=== PROVIDED INFORMATION ===
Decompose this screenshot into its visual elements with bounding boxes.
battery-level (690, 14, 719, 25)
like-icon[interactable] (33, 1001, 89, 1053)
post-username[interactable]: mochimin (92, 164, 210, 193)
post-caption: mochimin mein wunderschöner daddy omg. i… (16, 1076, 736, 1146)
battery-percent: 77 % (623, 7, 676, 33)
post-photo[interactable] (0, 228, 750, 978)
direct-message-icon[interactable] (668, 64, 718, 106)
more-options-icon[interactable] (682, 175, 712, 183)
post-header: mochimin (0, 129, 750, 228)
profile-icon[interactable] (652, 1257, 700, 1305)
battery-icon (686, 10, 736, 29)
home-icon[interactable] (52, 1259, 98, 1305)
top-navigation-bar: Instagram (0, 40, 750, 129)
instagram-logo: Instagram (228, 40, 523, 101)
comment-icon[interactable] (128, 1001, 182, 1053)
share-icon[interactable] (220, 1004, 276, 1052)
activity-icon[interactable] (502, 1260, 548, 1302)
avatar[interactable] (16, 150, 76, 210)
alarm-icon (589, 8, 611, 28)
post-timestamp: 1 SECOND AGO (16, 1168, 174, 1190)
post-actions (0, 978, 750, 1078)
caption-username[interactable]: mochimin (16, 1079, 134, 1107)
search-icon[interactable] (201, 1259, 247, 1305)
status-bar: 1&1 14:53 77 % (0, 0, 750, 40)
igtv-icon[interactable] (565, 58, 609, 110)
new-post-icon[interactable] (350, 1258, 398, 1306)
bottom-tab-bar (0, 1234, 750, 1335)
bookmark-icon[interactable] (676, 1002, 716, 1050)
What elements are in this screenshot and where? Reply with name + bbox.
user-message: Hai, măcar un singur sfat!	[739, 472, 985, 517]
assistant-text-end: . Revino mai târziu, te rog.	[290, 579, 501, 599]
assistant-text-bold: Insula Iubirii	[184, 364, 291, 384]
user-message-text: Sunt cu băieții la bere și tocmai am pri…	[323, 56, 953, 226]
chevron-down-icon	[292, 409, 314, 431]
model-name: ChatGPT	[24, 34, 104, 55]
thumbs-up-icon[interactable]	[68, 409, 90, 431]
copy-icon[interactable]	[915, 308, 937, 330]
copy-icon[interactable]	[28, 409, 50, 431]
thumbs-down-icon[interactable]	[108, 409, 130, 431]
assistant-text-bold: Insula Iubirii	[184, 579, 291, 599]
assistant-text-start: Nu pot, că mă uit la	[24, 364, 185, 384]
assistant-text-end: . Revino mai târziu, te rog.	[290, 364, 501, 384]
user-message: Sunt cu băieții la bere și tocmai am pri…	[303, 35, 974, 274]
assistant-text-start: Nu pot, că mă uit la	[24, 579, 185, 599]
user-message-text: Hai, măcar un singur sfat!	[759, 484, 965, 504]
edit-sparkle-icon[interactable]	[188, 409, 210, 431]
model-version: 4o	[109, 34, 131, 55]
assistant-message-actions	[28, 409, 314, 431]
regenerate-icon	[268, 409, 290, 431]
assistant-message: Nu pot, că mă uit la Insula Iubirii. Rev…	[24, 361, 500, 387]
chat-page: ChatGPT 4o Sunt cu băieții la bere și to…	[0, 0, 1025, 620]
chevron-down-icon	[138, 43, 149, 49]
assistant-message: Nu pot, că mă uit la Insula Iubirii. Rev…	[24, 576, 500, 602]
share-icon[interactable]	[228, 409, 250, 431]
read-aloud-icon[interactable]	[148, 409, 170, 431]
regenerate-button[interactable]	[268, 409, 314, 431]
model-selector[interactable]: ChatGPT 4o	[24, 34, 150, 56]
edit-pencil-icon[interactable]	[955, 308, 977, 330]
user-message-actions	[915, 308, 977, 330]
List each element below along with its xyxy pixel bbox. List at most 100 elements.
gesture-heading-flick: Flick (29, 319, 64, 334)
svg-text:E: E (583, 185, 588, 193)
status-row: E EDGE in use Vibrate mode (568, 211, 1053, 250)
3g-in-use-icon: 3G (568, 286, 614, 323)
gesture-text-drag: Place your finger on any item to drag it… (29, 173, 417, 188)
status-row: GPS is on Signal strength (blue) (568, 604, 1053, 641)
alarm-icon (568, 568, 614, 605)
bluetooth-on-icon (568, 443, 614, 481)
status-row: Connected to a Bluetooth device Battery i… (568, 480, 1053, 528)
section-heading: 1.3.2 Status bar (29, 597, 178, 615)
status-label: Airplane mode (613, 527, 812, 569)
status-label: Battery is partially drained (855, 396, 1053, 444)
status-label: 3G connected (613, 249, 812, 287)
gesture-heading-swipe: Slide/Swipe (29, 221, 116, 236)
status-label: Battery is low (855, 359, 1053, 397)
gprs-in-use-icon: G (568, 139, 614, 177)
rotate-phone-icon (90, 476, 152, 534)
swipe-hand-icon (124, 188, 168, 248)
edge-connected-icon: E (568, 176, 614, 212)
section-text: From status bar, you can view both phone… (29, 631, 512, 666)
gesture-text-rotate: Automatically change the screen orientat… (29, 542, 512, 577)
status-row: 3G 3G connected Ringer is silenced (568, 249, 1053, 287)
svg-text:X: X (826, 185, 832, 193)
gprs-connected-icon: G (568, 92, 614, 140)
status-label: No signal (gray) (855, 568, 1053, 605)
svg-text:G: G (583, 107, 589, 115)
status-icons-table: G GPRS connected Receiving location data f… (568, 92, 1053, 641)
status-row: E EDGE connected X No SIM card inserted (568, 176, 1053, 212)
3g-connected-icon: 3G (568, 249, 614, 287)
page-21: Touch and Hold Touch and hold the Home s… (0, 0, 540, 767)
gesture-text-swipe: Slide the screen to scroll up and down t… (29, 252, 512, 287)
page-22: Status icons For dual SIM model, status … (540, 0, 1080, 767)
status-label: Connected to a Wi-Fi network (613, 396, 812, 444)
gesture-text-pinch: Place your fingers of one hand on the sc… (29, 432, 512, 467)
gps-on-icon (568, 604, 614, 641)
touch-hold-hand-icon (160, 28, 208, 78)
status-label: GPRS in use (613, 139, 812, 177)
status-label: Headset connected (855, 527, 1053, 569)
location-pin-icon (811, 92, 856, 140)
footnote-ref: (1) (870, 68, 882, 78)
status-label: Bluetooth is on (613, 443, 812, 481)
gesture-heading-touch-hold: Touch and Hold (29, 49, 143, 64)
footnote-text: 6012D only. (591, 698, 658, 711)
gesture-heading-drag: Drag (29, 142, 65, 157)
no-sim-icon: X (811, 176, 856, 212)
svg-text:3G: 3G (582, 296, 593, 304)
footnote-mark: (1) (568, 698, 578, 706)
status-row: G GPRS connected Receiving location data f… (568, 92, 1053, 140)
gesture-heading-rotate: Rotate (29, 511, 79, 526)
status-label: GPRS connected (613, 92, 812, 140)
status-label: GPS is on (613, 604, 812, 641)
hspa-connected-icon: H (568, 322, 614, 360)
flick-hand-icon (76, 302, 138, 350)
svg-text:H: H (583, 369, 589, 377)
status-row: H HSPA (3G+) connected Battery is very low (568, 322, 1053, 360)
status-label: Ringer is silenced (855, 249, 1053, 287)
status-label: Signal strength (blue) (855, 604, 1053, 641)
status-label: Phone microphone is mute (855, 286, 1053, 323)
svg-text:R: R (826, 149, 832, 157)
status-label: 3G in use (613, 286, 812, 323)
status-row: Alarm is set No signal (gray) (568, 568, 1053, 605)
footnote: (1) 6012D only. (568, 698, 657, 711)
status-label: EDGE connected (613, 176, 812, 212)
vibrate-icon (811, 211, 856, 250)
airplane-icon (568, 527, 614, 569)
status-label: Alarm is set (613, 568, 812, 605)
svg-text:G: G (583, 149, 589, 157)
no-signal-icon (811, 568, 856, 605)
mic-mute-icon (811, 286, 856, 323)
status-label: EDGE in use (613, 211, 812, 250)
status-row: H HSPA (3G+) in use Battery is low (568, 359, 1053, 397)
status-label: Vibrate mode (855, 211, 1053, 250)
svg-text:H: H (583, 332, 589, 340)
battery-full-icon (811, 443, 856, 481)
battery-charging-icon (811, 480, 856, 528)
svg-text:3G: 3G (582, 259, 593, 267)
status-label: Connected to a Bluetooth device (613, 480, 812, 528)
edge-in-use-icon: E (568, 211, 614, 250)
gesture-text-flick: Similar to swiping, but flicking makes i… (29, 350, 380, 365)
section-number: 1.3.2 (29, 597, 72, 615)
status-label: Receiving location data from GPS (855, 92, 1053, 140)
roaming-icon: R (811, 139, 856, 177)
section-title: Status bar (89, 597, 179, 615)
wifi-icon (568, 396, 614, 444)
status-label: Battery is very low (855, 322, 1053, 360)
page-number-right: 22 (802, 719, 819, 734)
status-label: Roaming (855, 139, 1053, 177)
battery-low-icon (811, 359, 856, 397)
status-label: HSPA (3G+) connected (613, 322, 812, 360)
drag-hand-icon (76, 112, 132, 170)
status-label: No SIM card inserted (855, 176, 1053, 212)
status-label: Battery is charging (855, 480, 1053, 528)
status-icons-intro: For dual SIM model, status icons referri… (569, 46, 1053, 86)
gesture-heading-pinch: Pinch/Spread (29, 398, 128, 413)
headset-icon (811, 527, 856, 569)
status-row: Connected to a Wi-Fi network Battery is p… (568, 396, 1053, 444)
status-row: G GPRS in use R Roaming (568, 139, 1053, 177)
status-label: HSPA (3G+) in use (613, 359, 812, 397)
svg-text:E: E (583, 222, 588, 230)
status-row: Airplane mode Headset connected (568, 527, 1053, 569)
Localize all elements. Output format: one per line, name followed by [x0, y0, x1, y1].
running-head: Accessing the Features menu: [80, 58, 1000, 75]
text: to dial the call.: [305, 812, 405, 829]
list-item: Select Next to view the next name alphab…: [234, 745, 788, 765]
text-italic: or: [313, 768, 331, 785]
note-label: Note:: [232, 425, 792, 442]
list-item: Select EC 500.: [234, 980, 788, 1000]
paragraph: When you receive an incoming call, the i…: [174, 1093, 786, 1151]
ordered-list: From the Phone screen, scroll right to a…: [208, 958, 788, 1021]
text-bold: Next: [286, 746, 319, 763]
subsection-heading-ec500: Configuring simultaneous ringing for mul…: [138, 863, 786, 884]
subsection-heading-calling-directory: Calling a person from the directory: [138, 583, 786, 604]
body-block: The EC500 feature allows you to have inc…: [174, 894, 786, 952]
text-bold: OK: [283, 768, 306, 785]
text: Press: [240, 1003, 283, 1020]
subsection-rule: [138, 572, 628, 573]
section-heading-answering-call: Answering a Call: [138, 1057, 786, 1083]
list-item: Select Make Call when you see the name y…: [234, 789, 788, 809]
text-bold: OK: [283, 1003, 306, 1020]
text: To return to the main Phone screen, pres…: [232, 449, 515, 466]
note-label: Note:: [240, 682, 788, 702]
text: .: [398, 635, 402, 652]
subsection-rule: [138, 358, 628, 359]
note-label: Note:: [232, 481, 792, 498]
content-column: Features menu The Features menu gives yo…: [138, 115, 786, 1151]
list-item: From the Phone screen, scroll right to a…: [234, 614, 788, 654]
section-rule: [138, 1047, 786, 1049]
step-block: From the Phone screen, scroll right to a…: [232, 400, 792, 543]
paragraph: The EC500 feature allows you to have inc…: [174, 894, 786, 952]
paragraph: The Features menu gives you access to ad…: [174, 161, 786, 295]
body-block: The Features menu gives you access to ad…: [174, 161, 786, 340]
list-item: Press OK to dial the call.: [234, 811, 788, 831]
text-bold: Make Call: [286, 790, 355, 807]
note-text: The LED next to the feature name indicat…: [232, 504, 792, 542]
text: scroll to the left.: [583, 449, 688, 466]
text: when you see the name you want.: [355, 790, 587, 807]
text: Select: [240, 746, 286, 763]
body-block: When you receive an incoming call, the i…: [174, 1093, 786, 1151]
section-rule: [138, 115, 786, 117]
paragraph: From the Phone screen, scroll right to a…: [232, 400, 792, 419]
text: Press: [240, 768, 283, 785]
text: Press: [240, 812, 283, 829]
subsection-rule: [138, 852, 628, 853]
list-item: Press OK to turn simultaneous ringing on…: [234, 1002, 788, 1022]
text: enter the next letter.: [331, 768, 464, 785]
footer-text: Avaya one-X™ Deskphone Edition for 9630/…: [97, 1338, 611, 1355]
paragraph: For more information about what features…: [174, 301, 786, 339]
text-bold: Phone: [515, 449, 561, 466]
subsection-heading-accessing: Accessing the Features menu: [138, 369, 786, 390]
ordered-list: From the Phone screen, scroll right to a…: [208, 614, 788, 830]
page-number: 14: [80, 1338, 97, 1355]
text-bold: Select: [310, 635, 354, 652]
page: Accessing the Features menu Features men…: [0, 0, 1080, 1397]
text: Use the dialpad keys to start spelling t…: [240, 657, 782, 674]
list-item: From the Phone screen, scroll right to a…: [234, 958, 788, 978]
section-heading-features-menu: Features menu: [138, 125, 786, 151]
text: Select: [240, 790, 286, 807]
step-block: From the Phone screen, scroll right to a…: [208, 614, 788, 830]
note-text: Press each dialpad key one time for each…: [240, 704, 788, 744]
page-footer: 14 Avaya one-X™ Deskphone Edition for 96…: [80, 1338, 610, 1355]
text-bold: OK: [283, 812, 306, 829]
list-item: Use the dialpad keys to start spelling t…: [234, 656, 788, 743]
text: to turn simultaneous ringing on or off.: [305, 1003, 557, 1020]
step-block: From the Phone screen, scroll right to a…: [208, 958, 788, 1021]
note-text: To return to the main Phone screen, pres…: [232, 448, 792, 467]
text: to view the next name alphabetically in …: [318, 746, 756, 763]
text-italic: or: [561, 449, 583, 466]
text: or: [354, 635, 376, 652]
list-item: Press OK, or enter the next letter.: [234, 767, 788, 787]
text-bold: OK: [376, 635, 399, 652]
===
◆ AIM OF THE EXERCISE
Extract everything from the start of the material down to the line containing "user-message-text: Hai, măcar", both ends included, and reproduce those lines without any change.

◆ EXERCISE OUTPUT
Decompose this screenshot into its visual elements with bounding boxes.
battery-level (690, 14, 719, 25)
like-icon[interactable] (33, 1001, 89, 1053)
post-username[interactable]: mochimin (92, 164, 210, 193)
post-caption: mochimin mein wunderschöner daddy omg. i… (16, 1076, 736, 1146)
battery-percent: 77 % (623, 7, 676, 33)
post-photo[interactable] (0, 228, 750, 978)
direct-message-icon[interactable] (668, 64, 718, 106)
more-options-icon[interactable] (682, 175, 712, 183)
post-header: mochimin (0, 129, 750, 228)
profile-icon[interactable] (652, 1257, 700, 1305)
battery-icon (686, 10, 736, 29)
home-icon[interactable] (52, 1259, 98, 1305)
top-navigation-bar: Instagram (0, 40, 750, 129)
instagram-logo: Instagram (228, 40, 523, 101)
comment-icon[interactable] (128, 1001, 182, 1053)
share-icon[interactable] (220, 1004, 276, 1052)
activity-icon[interactable] (502, 1260, 548, 1302)
avatar[interactable] (16, 150, 76, 210)
alarm-icon (589, 8, 611, 28)
post-timestamp: 1 SECOND AGO (16, 1168, 174, 1190)
post-actions (0, 978, 750, 1078)
caption-username[interactable]: mochimin (16, 1079, 134, 1107)
search-icon[interactable] (201, 1259, 247, 1305)
status-bar: 1&1 14:53 77 % (0, 0, 750, 40)
igtv-icon[interactable] (565, 58, 609, 110)
new-post-icon[interactable] (350, 1258, 398, 1306)
bottom-tab-bar (0, 1234, 750, 1335)
bookmark-icon[interactable] (676, 1002, 716, 1050)
What elements are in this screenshot and where? Reply with name + bbox.
user-message: Hai, măcar un singur sfat!	[739, 472, 985, 517]
assistant-text-end: . Revino mai târziu, te rog.	[290, 579, 501, 599]
assistant-text-bold: Insula Iubirii	[184, 364, 291, 384]
user-message-text: Sunt cu băieții la bere și tocmai am pri…	[323, 56, 953, 226]
chevron-down-icon	[292, 409, 314, 431]
model-name: ChatGPT	[24, 34, 104, 55]
thumbs-up-icon[interactable]	[68, 409, 90, 431]
copy-icon[interactable]	[915, 308, 937, 330]
copy-icon[interactable]	[28, 409, 50, 431]
thumbs-down-icon[interactable]	[108, 409, 130, 431]
assistant-text-bold: Insula Iubirii	[184, 579, 291, 599]
assistant-text-start: Nu pot, că mă uit la	[24, 364, 185, 384]
assistant-text-end: . Revino mai târziu, te rog.	[290, 364, 501, 384]
user-message: Sunt cu băieții la bere și tocmai am pri…	[303, 35, 974, 274]
assistant-text-start: Nu pot, că mă uit la	[24, 579, 185, 599]
user-message-text: Hai, măcar un singur sfat!	[759, 484, 965, 504]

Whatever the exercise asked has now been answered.